_Exercise_: Print the records below word for word, but leave out the pictures.

◆ ◆ ◆ ◆

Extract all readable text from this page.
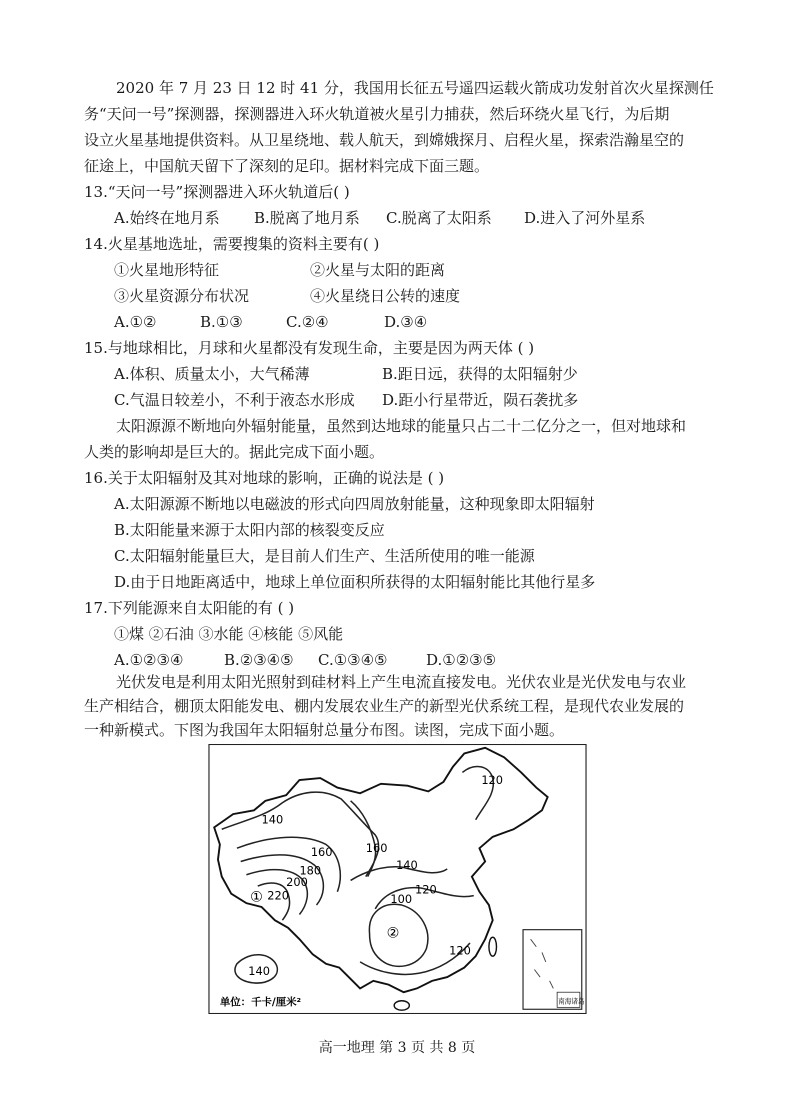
2020 年 7 月 23 日 12 时 41 分，我国用长征五号遥四运载火箭成功发射首次火星探测任
务“天问一号”探测器，探测器进入环火轨道被火星引力捕获，然后环绕火星飞行，为后期
设立火星基地提供资料。从卫星绕地、载人航天，到嫦娥探月、启程火星，探索浩瀚星空的
征途上，中国航天留下了深刻的足印。据材料完成下面三题。
13.“天问一号”探测器进入环火轨道后( )
A.始终在地月系 B.脱离了地月系 C.脱离了太阳系 D.进入了河外星系
14.火星基地选址，需要搜集的资料主要有( )
①火星地形特征	②火星与太阳的距离
③火星资源分布状况	④火星绕日公转的速度
A.①②	B.①③	C.②④	D.③④
15.与地球相比，月球和火星都没有发现生命，主要是因为两天体 ( )
A.体积、质量太小，大气稀薄	B.距日远，获得的太阳辐射少
C.气温日较差小，不利于液态水形成 D.距小行星带近，陨石袭扰多
太阳源源不断地向外辐射能量，虽然到达地球的能量只占二十二亿分之一，但对地球和
人类的影响却是巨大的。据此完成下面小题。
16.关于太阳辐射及其对地球的影响，正确的说法是 ( )
A.太阳源源不断地以电磁波的形式向四周放射能量，这种现象即太阳辐射
B.太阳能量来源于太阳内部的核裂变反应
C.太阳辐射能量巨大，是目前人们生产、生活所使用的唯一能源
D.由于日地距离适中，地球上单位面积所获得的太阳辐射能比其他行星多
17.下列能源来自太阳能的有 ( )
①煤 ②石油 ③水能 ④核能 ⑤风能
A.①②③④	B.②③④⑤ C.①③④⑤	D.①②③⑤
光伏发电是利用太阳光照射到硅材料上产生电流直接发电。光伏农业是光伏发电与农业
生产相结合，棚顶太阳能发电、棚内发展农业生产的新型光伏系统工程，是现代农业发展的
120
140
160	160
180
200
220
140
120
100
120
140
①
②
单位：千卡/厘米²	南海诸岛
高一地理 第 3 页 共 8 页
一种新模式。下图为我国年太阳辐射总量分布图。读图，完成下面小题。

◆ ◆ ◆ ◆

_Answer to the task_:
Extract all readable text from this page.
2020 年 7 月 23 日 12 时 41 分，我国用长征五号遥四运载火箭成功发射首次火星探测任
务“天问一号”探测器，探测器进入环火轨道被火星引力捕获，然后环绕火星飞行，为后期
设立火星基地提供资料。从卫星绕地、载人航天，到嫦娥探月、启程火星，探索浩瀚星空的
征途上，中国航天留下了深刻的足印。据材料完成下面三题。
13.“天问一号”探测器进入环火轨道后( )
A.始终在地月系 B.脱离了地月系 C.脱离了太阳系 D.进入了河外星系
14.火星基地选址，需要搜集的资料主要有( )
①火星地形特征	②火星与太阳的距离
③火星资源分布状况	④火星绕日公转的速度
A.①②	B.①③	C.②④	D.③④
15.与地球相比，月球和火星都没有发现生命，主要是因为两天体 ( )
A.体积、质量太小，大气稀薄	B.距日远，获得的太阳辐射少
C.气温日较差小，不利于液态水形成 D.距小行星带近，陨石袭扰多
太阳源源不断地向外辐射能量，虽然到达地球的能量只占二十二亿分之一，但对地球和
人类的影响却是巨大的。据此完成下面小题。
16.关于太阳辐射及其对地球的影响，正确的说法是 ( )
A.太阳源源不断地以电磁波的形式向四周放射能量，这种现象即太阳辐射
B.太阳能量来源于太阳内部的核裂变反应
C.太阳辐射能量巨大，是目前人们生产、生活所使用的唯一能源
D.由于日地距离适中，地球上单位面积所获得的太阳辐射能比其他行星多
17.下列能源来自太阳能的有 ( )
①煤 ②石油 ③水能 ④核能 ⑤风能
A.①②③④	B.②③④⑤ C.①③④⑤	D.①②③⑤
光伏发电是利用太阳光照射到硅材料上产生电流直接发电。光伏农业是光伏发电与农业
生产相结合，棚顶太阳能发电、棚内发展农业生产的新型光伏系统工程，是现代农业发展的
120
140
160	160
180
200
220
140
120
100
120
140
①
②
单位：千卡/厘米²	南海诸岛
高一地理 第 3 页 共 8 页
一种新模式。下图为我国年太阳辐射总量分布图。读图，完成下面小题。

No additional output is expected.